- [TASK INSTRUCTIONS] Every record below should be written out exactly; pictures stay out.

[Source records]
◆ ◆ ◆

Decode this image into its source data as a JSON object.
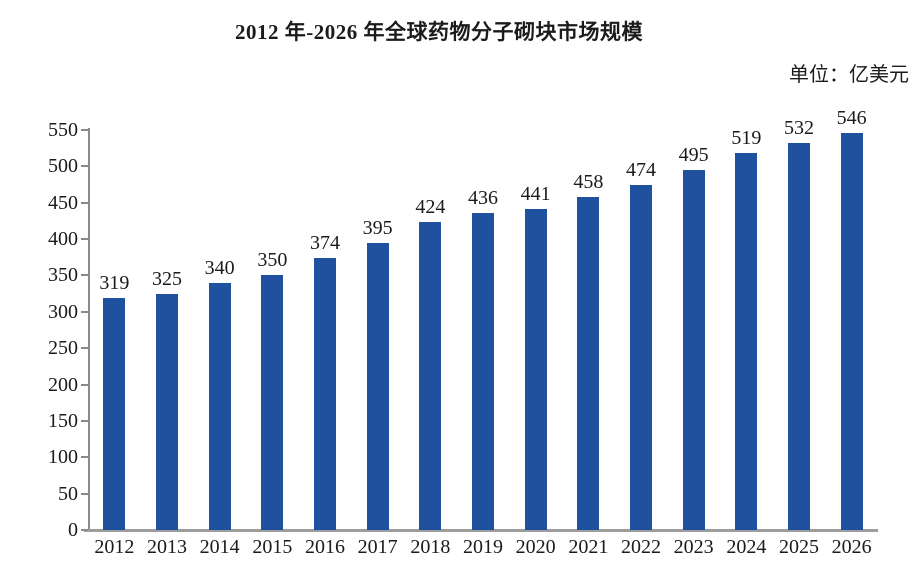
{
  "chart_data": {
    "type": "bar",
    "title": "2012 年-2026 年全球药物分子砌块市场规模",
    "unit_label": "单位：亿美元",
    "categories": [
      "2012",
      "2013",
      "2014",
      "2015",
      "2016",
      "2017",
      "2018",
      "2019",
      "2020",
      "2021",
      "2022",
      "2023",
      "2024",
      "2025",
      "2026"
    ],
    "values": [
      319,
      325,
      340,
      350,
      374,
      395,
      424,
      436,
      441,
      458,
      474,
      495,
      519,
      532,
      546
    ],
    "xlabel": "",
    "ylabel": "",
    "ylim": [
      0,
      550
    ],
    "yticks": [
      0,
      50,
      100,
      150,
      200,
      250,
      300,
      350,
      400,
      450,
      500,
      550
    ],
    "grid": "off",
    "legend": "none",
    "bar_color": "#1F519F",
    "axis_color": "#9D9D9D",
    "text_color": "#1B1B1B"
  }
}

◆ ◆ ◆

- [EXERCISE SOLUTION]
Decode this image into its source data as a JSON object.
{
  "chart_data": {
    "type": "bar",
    "title": "2012 年-2026 年全球药物分子砌块市场规模",
    "unit_label": "单位：亿美元",
    "categories": [
      "2012",
      "2013",
      "2014",
      "2015",
      "2016",
      "2017",
      "2018",
      "2019",
      "2020",
      "2021",
      "2022",
      "2023",
      "2024",
      "2025",
      "2026"
    ],
    "values": [
      319,
      325,
      340,
      350,
      374,
      395,
      424,
      436,
      441,
      458,
      474,
      495,
      519,
      532,
      546
    ],
    "xlabel": "",
    "ylabel": "",
    "ylim": [
      0,
      550
    ],
    "yticks": [
      0,
      50,
      100,
      150,
      200,
      250,
      300,
      350,
      400,
      450,
      500,
      550
    ],
    "grid": "off",
    "legend": "none",
    "bar_color": "#1F519F",
    "axis_color": "#9D9D9D",
    "text_color": "#1B1B1B"
  }
}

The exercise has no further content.